(Saved data entries)
___

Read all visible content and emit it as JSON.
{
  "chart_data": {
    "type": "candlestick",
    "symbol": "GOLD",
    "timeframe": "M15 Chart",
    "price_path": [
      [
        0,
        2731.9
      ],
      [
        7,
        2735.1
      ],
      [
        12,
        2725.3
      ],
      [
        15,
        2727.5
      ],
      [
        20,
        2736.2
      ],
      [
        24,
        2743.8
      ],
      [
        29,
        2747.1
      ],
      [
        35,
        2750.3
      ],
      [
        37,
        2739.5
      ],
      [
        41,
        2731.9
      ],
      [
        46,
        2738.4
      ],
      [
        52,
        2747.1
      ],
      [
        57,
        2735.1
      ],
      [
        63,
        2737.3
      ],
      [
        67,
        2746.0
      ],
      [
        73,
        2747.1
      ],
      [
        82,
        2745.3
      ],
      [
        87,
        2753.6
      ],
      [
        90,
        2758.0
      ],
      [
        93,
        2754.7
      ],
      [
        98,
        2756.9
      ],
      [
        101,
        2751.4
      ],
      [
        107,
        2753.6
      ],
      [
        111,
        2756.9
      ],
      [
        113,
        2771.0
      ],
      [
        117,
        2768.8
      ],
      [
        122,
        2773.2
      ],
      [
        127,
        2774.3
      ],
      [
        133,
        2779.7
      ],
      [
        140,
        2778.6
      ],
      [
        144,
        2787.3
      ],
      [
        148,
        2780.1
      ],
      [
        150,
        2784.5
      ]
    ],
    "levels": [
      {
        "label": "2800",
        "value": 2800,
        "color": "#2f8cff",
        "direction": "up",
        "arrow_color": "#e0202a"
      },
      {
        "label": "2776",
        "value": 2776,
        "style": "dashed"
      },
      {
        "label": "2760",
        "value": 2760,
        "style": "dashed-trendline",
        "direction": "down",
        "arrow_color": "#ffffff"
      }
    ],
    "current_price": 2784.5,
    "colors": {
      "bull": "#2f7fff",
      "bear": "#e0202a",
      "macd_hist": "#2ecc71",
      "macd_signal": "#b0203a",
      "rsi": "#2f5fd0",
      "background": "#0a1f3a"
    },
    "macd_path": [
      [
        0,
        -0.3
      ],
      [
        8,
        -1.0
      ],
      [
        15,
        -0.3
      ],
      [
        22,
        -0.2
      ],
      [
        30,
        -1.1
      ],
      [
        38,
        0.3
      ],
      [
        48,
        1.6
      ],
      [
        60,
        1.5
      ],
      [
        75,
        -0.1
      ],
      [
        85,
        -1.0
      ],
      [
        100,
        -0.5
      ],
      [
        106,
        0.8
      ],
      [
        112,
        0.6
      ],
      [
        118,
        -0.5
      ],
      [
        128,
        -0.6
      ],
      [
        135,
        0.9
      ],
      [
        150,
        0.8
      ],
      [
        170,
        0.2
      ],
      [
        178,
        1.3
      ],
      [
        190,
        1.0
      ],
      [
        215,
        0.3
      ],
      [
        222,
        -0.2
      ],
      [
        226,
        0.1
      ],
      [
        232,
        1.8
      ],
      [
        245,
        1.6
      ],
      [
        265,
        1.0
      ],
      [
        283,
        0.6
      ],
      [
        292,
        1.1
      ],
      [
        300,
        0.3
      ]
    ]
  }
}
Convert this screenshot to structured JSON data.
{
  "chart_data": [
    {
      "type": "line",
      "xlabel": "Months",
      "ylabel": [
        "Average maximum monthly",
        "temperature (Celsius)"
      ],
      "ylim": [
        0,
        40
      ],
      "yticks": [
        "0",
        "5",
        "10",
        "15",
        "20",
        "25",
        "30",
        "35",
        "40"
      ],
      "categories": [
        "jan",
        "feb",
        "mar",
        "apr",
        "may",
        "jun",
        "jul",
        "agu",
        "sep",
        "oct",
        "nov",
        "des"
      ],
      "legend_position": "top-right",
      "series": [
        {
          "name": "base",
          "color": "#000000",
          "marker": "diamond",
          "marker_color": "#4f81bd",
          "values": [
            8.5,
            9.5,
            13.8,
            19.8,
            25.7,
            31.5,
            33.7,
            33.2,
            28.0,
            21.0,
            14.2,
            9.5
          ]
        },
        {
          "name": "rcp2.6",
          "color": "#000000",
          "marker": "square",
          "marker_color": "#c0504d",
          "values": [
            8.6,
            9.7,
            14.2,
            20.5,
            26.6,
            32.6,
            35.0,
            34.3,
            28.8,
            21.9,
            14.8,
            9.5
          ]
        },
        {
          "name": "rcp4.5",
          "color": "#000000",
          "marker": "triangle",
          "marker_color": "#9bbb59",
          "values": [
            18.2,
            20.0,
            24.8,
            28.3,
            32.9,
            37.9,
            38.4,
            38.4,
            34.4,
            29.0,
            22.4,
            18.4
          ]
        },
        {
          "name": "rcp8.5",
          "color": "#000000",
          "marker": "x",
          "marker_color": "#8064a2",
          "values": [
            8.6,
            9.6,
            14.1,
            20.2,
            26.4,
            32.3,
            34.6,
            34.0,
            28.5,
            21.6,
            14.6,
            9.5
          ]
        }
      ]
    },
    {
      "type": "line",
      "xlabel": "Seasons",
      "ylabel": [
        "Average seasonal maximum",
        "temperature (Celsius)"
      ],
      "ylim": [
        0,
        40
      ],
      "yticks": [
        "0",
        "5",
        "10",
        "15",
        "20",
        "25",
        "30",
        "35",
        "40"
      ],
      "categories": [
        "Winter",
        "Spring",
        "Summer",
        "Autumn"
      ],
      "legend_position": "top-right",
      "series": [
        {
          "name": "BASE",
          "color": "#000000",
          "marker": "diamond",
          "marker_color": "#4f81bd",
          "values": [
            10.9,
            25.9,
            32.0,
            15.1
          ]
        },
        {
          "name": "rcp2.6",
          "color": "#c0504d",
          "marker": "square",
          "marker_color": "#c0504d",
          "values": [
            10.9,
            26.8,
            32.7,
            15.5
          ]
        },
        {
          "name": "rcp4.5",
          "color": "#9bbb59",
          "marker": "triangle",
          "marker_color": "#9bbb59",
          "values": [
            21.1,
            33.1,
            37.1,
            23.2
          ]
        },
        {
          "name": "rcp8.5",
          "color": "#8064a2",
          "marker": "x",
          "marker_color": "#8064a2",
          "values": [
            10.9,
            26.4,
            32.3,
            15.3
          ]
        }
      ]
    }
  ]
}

___

__Instructions to follow__: Copy all lines in the listing above where the string "maximum" appears.

__The answer__:
        "Average maximum monthly",
        "Average seasonal maximum",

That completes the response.